• [Dataset rows]:
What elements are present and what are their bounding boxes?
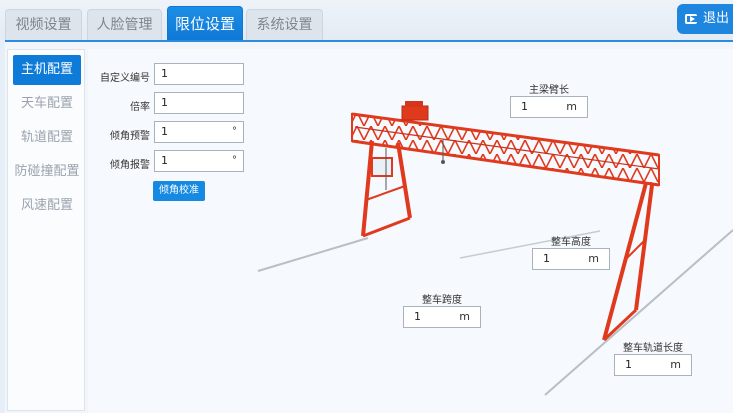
total-height-unit: m [588, 252, 599, 265]
tilt-warning-unit: ° [232, 126, 237, 137]
custom-id-value: 1 [161, 67, 168, 80]
crane-left-leg [361, 140, 412, 238]
ratio-field[interactable]: 1 [154, 92, 244, 114]
ground-line-left [257, 237, 369, 272]
beam-arm-length-value: 1 [521, 100, 528, 113]
beam-arm-length-label: 主梁臂长 [529, 85, 569, 96]
crane-right-leg [602, 182, 654, 342]
tilt-warning-field[interactable]: 1 ° [154, 121, 244, 143]
tilt-calibration-button[interactable]: 倾角校准 [153, 181, 205, 201]
beam-arm-length-unit: m [566, 100, 577, 113]
tilt-warning-label: 倾角预警 [110, 131, 150, 142]
tilt-alarm-unit: ° [232, 155, 237, 166]
total-span-field[interactable]: 1m [403, 306, 481, 328]
track-length-label: 整车轨道长度 [623, 343, 683, 354]
track-length-unit: m [670, 358, 681, 371]
custom-id-label: 自定义编号 [100, 73, 150, 84]
total-span-unit: m [459, 310, 470, 323]
total-span-label: 整车跨度 [422, 295, 462, 306]
tilt-warning-value: 1 [161, 125, 168, 138]
total-height-field[interactable]: 1m [532, 248, 610, 270]
ratio-label: 倍率 [130, 102, 150, 113]
custom-id-field[interactable]: 1 [154, 63, 244, 85]
total-height-label: 整车高度 [551, 237, 591, 248]
ratio-value: 1 [161, 96, 168, 109]
track-length-field[interactable]: 1m [614, 354, 692, 376]
total-height-value: 1 [543, 252, 550, 265]
tilt-alarm-field[interactable]: 1 ° [154, 150, 244, 172]
total-span-value: 1 [414, 310, 421, 323]
tilt-alarm-value: 1 [161, 154, 168, 167]
track-length-value: 1 [625, 358, 632, 371]
beam-arm-length-field[interactable]: 1m [510, 96, 588, 118]
tilt-alarm-label: 倾角报警 [110, 160, 150, 171]
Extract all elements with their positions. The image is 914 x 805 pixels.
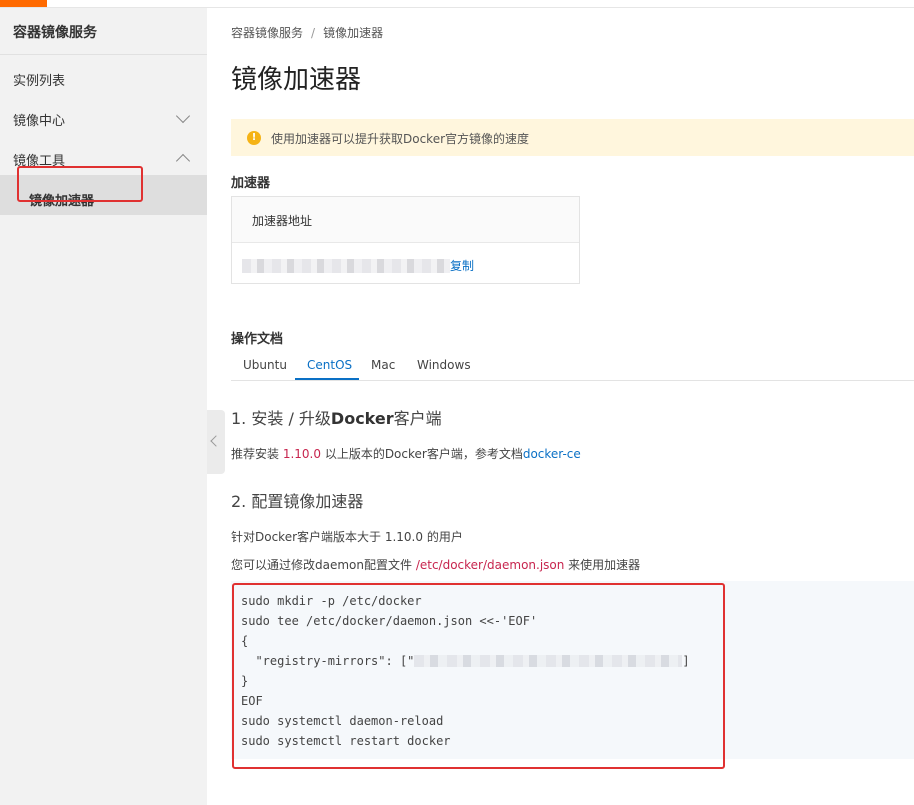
version-highlight: 1.10.0 bbox=[282, 447, 321, 461]
info-notice: ! 使用加速器可以提升获取Docker官方镜像的速度 bbox=[231, 119, 914, 156]
top-bar bbox=[0, 0, 914, 8]
breadcrumb-separator: / bbox=[311, 26, 316, 40]
breadcrumb-root[interactable]: 容器镜像服务 bbox=[231, 26, 303, 40]
accelerator-section-title: 加速器 bbox=[231, 176, 271, 191]
step2-line2: 您可以通过修改daemon配置文件 /etc/docker/daemon.jso… bbox=[231, 556, 640, 573]
tab-ubuntu[interactable]: Ubuntu bbox=[243, 358, 287, 372]
sidebar-title: 容器镜像服务 bbox=[13, 25, 97, 41]
accelerator-address-redacted bbox=[242, 259, 450, 273]
step2-line1: 针对Docker客户端版本大于 1.10.0 的用户 bbox=[231, 530, 463, 544]
step1-title-suffix: 客户端 bbox=[393, 409, 442, 428]
step2-line2-prefix: 您可以通过修改daemon配置文件 bbox=[231, 558, 416, 572]
sidebar-item-instance-list[interactable]: 实例列表 bbox=[13, 70, 65, 89]
sidebar: 容器镜像服务 实例列表 镜像中心 镜像工具 镜像加速器 bbox=[0, 8, 207, 805]
chevron-down-icon[interactable] bbox=[175, 108, 191, 124]
accelerator-table-header: 加速器地址 bbox=[232, 197, 579, 243]
breadcrumb: 容器镜像服务 / 镜像加速器 bbox=[231, 24, 383, 41]
page-title: 镜像加速器 bbox=[231, 65, 362, 95]
sidebar-collapse-handle[interactable] bbox=[207, 410, 225, 474]
config-path: /etc/docker/daemon.json bbox=[415, 558, 565, 572]
copy-link[interactable]: 复制 bbox=[450, 257, 474, 274]
accelerator-table: 加速器地址 复制 bbox=[231, 196, 580, 284]
accelerator-column-header: 加速器地址 bbox=[252, 214, 313, 228]
step1-title-bold: Docker bbox=[330, 409, 394, 428]
step1-text-middle: 以上版本的Docker客户端，参考文档 bbox=[321, 447, 523, 461]
step1-title-prefix: 1. 安装 / 升级 bbox=[231, 409, 331, 428]
docs-section-title: 操作文档 bbox=[231, 332, 284, 347]
os-tabs: Ubuntu CentOS Mac Windows bbox=[231, 354, 914, 381]
chevron-up-icon[interactable] bbox=[175, 153, 191, 169]
chevron-left-icon bbox=[210, 435, 222, 447]
sidebar-divider bbox=[0, 54, 207, 55]
tab-centos[interactable]: CentOS bbox=[307, 358, 352, 372]
annotation-highlight-box bbox=[17, 166, 143, 202]
notice-text: 使用加速器可以提升获取Docker官方镜像的速度 bbox=[271, 132, 530, 146]
step2-title: 2. 配置镜像加速器 bbox=[231, 492, 364, 511]
step1-text: 推荐安装 1.10.0 以上版本的Docker客户端，参考文档docker-ce bbox=[231, 445, 581, 462]
active-tab-indicator bbox=[295, 378, 359, 380]
tab-windows[interactable]: Windows bbox=[417, 358, 471, 372]
annotation-highlight-box bbox=[232, 583, 725, 769]
warning-icon: ! bbox=[247, 131, 261, 145]
step2-line2-suffix: 来使用加速器 bbox=[564, 558, 641, 572]
sidebar-item-image-center[interactable]: 镜像中心 bbox=[13, 110, 65, 129]
tab-mac[interactable]: Mac bbox=[371, 358, 395, 372]
step1-text-prefix: 推荐安装 bbox=[231, 447, 283, 461]
brand-accent bbox=[0, 0, 47, 7]
docker-ce-link[interactable]: docker-ce bbox=[523, 447, 581, 461]
step1-title: 1. 安装 / 升级Docker客户端 bbox=[231, 405, 442, 429]
breadcrumb-current: 镜像加速器 bbox=[323, 26, 384, 40]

• [Written instruction]:
Can you rewrite all of the data above, with every "interactable" changed to "clickable" and nothing else altered? Leave the pictures out.

• [Task answer]:
What elements are present and what are their bounding boxes?
total-height-unit: m [588, 252, 599, 265]
tilt-warning-unit: ° [232, 126, 237, 137]
custom-id-value: 1 [161, 67, 168, 80]
crane-left-leg [361, 140, 412, 238]
ratio-field[clickable]: 1 [154, 92, 244, 114]
ground-line-left [257, 237, 369, 272]
beam-arm-length-value: 1 [521, 100, 528, 113]
beam-arm-length-label: 主梁臂长 [529, 85, 569, 96]
crane-right-leg [602, 182, 654, 342]
tilt-warning-field[clickable]: 1 ° [154, 121, 244, 143]
tilt-calibration-button[clickable]: 倾角校准 [153, 181, 205, 201]
beam-arm-length-unit: m [566, 100, 577, 113]
tilt-warning-label: 倾角预警 [110, 131, 150, 142]
tilt-alarm-unit: ° [232, 155, 237, 166]
total-span-field[clickable]: 1m [403, 306, 481, 328]
track-length-label: 整车轨道长度 [623, 343, 683, 354]
track-length-unit: m [670, 358, 681, 371]
custom-id-label: 自定义编号 [100, 73, 150, 84]
total-span-unit: m [459, 310, 470, 323]
total-span-label: 整车跨度 [422, 295, 462, 306]
tilt-warning-value: 1 [161, 125, 168, 138]
total-height-field[clickable]: 1m [532, 248, 610, 270]
ratio-label: 倍率 [130, 102, 150, 113]
custom-id-field[clickable]: 1 [154, 63, 244, 85]
total-height-label: 整车高度 [551, 237, 591, 248]
ratio-value: 1 [161, 96, 168, 109]
track-length-field[clickable]: 1m [614, 354, 692, 376]
total-height-value: 1 [543, 252, 550, 265]
tilt-alarm-field[clickable]: 1 ° [154, 150, 244, 172]
total-span-value: 1 [414, 310, 421, 323]
tilt-alarm-value: 1 [161, 154, 168, 167]
track-length-value: 1 [625, 358, 632, 371]
beam-arm-length-field[clickable]: 1m [510, 96, 588, 118]
tilt-alarm-label: 倾角报警 [110, 160, 150, 171]
Extract all elements with their positions. The image is 914 x 805 pixels.
version-highlight: 1.10.0 bbox=[282, 447, 321, 461]
info-notice: ! 使用加速器可以提升获取Docker官方镜像的速度 bbox=[231, 119, 914, 156]
top-bar bbox=[0, 0, 914, 8]
breadcrumb-separator: / bbox=[311, 26, 316, 40]
breadcrumb-root[clickable]: 容器镜像服务 bbox=[231, 26, 303, 40]
accelerator-section-title: 加速器 bbox=[231, 176, 271, 191]
step2-line2: 您可以通过修改daemon配置文件 /etc/docker/daemon.jso… bbox=[231, 556, 640, 573]
tab-ubuntu[clickable]: Ubuntu bbox=[243, 358, 287, 372]
sidebar-title: 容器镜像服务 bbox=[13, 25, 97, 41]
accelerator-address-redacted bbox=[242, 259, 450, 273]
step2-line1: 针对Docker客户端版本大于 1.10.0 的用户 bbox=[231, 530, 463, 544]
step1-title-suffix: 客户端 bbox=[393, 409, 442, 428]
step2-line2-prefix: 您可以通过修改daemon配置文件 bbox=[231, 558, 416, 572]
sidebar-item-instance-list[clickable]: 实例列表 bbox=[13, 70, 65, 89]
sidebar: 容器镜像服务 实例列表 镜像中心 镜像工具 镜像加速器 bbox=[0, 8, 207, 805]
chevron-down-icon[clickable] bbox=[175, 108, 191, 124]
accelerator-table-header: 加速器地址 bbox=[232, 197, 579, 243]
breadcrumb: 容器镜像服务 / 镜像加速器 bbox=[231, 24, 383, 41]
page-title: 镜像加速器 bbox=[231, 65, 362, 95]
sidebar-collapse-handle[clickable] bbox=[207, 410, 225, 474]
config-path: /etc/docker/daemon.json bbox=[415, 558, 565, 572]
copy-link[clickable]: 复制 bbox=[450, 257, 474, 274]
accelerator-table: 加速器地址 复制 bbox=[231, 196, 580, 284]
accelerator-column-header: 加速器地址 bbox=[252, 214, 313, 228]
step1-title-bold: Docker bbox=[330, 409, 394, 428]
step1-text-middle: 以上版本的Docker客户端，参考文档 bbox=[321, 447, 523, 461]
step1-title-prefix: 1. 安装 / 升级 bbox=[231, 409, 331, 428]
docs-section-title: 操作文档 bbox=[231, 332, 284, 347]
os-tabs: Ubuntu CentOS Mac Windows bbox=[231, 354, 914, 381]
chevron-up-icon[clickable] bbox=[175, 153, 191, 169]
chevron-left-icon bbox=[210, 435, 222, 447]
sidebar-divider bbox=[0, 54, 207, 55]
tab-centos[clickable]: CentOS bbox=[307, 358, 352, 372]
annotation-highlight-box bbox=[17, 166, 143, 202]
notice-text: 使用加速器可以提升获取Docker官方镜像的速度 bbox=[271, 132, 530, 146]
step2-title: 2. 配置镜像加速器 bbox=[231, 492, 364, 511]
step1-text: 推荐安装 1.10.0 以上版本的Docker客户端，参考文档docker-ce bbox=[231, 445, 581, 462]
active-tab-indicator bbox=[295, 378, 359, 380]
tab-windows[clickable]: Windows bbox=[417, 358, 471, 372]
annotation-highlight-box bbox=[232, 583, 725, 769]
warning-icon: ! bbox=[247, 131, 261, 145]
step2-line2-suffix: 来使用加速器 bbox=[564, 558, 641, 572]
sidebar-item-image-center[clickable]: 镜像中心 bbox=[13, 110, 65, 129]
tab-mac[clickable]: Mac bbox=[371, 358, 395, 372]
step1-text-prefix: 推荐安装 bbox=[231, 447, 283, 461]
brand-accent bbox=[0, 0, 47, 7]
docker-ce-link[clickable]: docker-ce bbox=[523, 447, 581, 461]
step1-title: 1. 安装 / 升级Docker客户端 bbox=[231, 405, 442, 429]
breadcrumb-current: 镜像加速器 bbox=[323, 26, 384, 40]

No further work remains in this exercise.